» **Supplied text**
^^^^

Lack of time (53%) and lack of human and financial resources (30% and 27% respectively) are among the main hindrances to setting up a quality approach. 28% of training providers find it hard to assess the return on investment of a quality approach.
How training providers operate
In 2016, most training providers drew up custom-made training programmes adapted to the specific needs of their clients. In all, 94% of training providers delivered custom-made training, and 57% provided off-the-shelf courses. There was much more call from clients for intra-company off-the-shelf and costom-made training than for inter-company off-the-shelf training (84% and 16%). 39% of training providers offered advisory, audit and study services alongside their training activity; 24% offered skills assessment services.
The training areas covered by the majority of the training providers are still 'personal and professional development' (44%) and 'business management, human resources' (37%). The offer of the institutional/sectoral providers is the most extensive. 32% of them specialise in a single area, while 41% cover four or more areas. The training offered by not-for-profit organisations and private providers is more focused: 38% specialise in a single area, 19% cover four areas, and 26% cover more than four areas.
Most of the training bodies (80%) offer courses in more than one language. More than nine in ten (93%) use French to deliver their courses. Luxembourgish is one of the three most frequently used languages for delivering courses, with French and English. 26% of training providers deliver courses in e-learning mode. This is usually used to supplement classroom teaching (78%). As a rule, a certificate is used to attest participation in a training course. Nearly nine in ten training providers (87%) issue an attestation of attendance.
Training providers mainly train executives, managers and employees in the private sector (92%), particularly in businesses in the sectors of 'Financial and insurance activities' (60%), 'Industry' (48%) and 'Information and Communication' (42%). Three training providers in ten deliver training to job-seekers. Individuals paying for their own training attend classes delivered by half the training providers (51%).

^^^^

(Page layout parsing data)
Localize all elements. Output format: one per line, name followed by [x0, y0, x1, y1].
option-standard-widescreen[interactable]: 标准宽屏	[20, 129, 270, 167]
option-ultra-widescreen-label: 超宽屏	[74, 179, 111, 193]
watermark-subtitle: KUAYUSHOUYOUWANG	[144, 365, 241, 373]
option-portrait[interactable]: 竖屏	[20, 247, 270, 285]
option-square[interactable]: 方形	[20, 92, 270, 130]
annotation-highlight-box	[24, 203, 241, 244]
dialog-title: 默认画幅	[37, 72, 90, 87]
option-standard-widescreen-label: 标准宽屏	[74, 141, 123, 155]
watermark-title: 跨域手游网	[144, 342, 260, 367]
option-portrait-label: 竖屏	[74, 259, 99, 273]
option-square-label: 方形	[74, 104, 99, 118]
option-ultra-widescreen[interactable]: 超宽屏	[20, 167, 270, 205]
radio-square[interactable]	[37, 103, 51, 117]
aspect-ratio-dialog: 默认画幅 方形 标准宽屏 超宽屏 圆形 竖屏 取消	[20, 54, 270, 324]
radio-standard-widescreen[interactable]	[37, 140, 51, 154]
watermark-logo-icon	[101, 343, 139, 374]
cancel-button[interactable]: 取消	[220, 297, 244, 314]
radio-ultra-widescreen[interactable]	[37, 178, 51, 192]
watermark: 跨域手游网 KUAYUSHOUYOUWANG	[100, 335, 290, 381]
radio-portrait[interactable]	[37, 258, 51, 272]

^^^^

» **Exercise 1**
Answer these questions from the text on training providers:
(a) What percentage of training providers find it hard to assess the return on investment of a quality approach?
(b) What percentage of training providers deliver courses in e-learning mode?
(c) Individuals paying for their own training attend classes delivered by what share of the training providers?
» **Exercise 2**
Resume the text on training providers and continue it from its last sentence.

» **Expected answer 1**
(a) 28%
(b) 26%
(c) Half (51%)

» **Expected answer 2**
Review and prospects
In 2016, annual turnover generated by the training activity was less than 50.000 euros for 61% of the training providers. For 10% of them, the turnover was more than 500.000 euros.
The distribution of revenue varies according to status, size, and the importance of the training activity.
More than seven private training providers (78%) and not-for-profit associations (73%) out of ten generated less than 100.000 euros in annual revenue. 45% of the institutional/sectoral providers generated more than 499.999 euros. They accounted for 38% of the number of people trained and 38% of the total number of hours of training dispensed.
More than a third (34%) of the training providers with 20 or more salaried employees had turnover of more than 500.000 euros. The revenue of most of the structures with no salaried employees (85%) was below 50.000 euros. Where the training activity was secondary, 74% of the training providers generated less than 50.000 euros in annual turnover from this activity, and 4% more than 499.999 euros. On the other hand, where training was their sole or main activity, only 49% generated less than 50.000 euros and 17% exceeded 499.999 euros.
Few training providers thought the future was uncertain in the short and medium term. In the short term, for 2017, 7% said they were uncertain about the evolution of their turnover. In the medium term, over a three-year period (2017-19), only 11% said they were uncertain about the evolution of their turnover.
The training providers are more optimistic in the medium term than in the short term: 56% thought their turnover would increase in 2017-19, compared with 44% for 2017.